### WHAT YOU HAVE TO DO:
Retype every line of the material below without changing anything.

(Entries from a layout dataset)
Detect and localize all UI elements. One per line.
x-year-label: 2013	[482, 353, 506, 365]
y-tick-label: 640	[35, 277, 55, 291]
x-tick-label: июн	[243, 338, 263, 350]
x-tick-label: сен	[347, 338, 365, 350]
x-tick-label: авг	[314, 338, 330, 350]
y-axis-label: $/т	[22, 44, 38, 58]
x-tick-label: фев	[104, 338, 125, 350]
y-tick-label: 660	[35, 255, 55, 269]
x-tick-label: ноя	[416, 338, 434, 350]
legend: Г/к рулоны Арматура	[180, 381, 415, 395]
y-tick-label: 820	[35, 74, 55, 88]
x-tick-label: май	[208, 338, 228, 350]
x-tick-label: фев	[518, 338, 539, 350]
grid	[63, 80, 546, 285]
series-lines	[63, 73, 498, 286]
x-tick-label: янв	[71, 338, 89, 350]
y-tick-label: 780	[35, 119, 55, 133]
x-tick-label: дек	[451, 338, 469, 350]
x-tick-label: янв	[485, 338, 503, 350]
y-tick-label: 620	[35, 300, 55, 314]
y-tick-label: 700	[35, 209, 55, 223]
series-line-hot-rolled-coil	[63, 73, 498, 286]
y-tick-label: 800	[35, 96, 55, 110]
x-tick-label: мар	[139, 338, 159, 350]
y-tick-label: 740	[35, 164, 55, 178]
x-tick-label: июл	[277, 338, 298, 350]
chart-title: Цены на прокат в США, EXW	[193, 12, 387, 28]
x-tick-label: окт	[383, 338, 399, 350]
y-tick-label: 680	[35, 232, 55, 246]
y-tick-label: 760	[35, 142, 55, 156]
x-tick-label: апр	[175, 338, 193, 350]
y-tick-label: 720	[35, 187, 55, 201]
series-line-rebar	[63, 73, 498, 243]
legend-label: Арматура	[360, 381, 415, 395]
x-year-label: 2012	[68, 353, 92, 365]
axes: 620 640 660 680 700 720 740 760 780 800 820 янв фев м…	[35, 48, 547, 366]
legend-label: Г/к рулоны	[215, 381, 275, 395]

### CORRECT RESPONSE:
Detect and localize all UI elements. One per line.
x-year-label: 2013	[482, 353, 506, 365]
y-tick-label: 640	[35, 277, 55, 291]
x-tick-label: июн	[243, 338, 263, 350]
x-tick-label: сен	[347, 338, 365, 350]
x-tick-label: авг	[314, 338, 330, 350]
y-axis-label: $/т	[22, 44, 38, 58]
x-tick-label: фев	[104, 338, 125, 350]
y-tick-label: 660	[35, 255, 55, 269]
x-tick-label: ноя	[416, 338, 434, 350]
legend: Г/к рулоны Арматура	[180, 381, 415, 395]
y-tick-label: 820	[35, 74, 55, 88]
x-tick-label: май	[208, 338, 228, 350]
x-tick-label: фев	[518, 338, 539, 350]
grid	[63, 80, 546, 285]
series-lines	[63, 73, 498, 286]
x-tick-label: янв	[71, 338, 89, 350]
y-tick-label: 780	[35, 119, 55, 133]
x-tick-label: дек	[451, 338, 469, 350]
x-tick-label: янв	[485, 338, 503, 350]
y-tick-label: 620	[35, 300, 55, 314]
y-tick-label: 700	[35, 209, 55, 223]
series-line-hot-rolled-coil	[63, 73, 498, 286]
y-tick-label: 800	[35, 96, 55, 110]
x-tick-label: мар	[139, 338, 159, 350]
y-tick-label: 740	[35, 164, 55, 178]
x-tick-label: июл	[277, 338, 298, 350]
chart-title: Цены на прокат в США, EXW	[193, 12, 387, 28]
x-tick-label: окт	[383, 338, 399, 350]
y-tick-label: 680	[35, 232, 55, 246]
y-tick-label: 760	[35, 142, 55, 156]
x-tick-label: апр	[175, 338, 193, 350]
y-tick-label: 720	[35, 187, 55, 201]
series-line-rebar	[63, 73, 498, 243]
legend-label: Арматура	[360, 381, 415, 395]
x-year-label: 2012	[68, 353, 92, 365]
axes: 620 640 660 680 700 720 740 760 780 800 820 янв фев м…	[35, 48, 547, 366]
legend-label: Г/к рулоны	[215, 381, 275, 395]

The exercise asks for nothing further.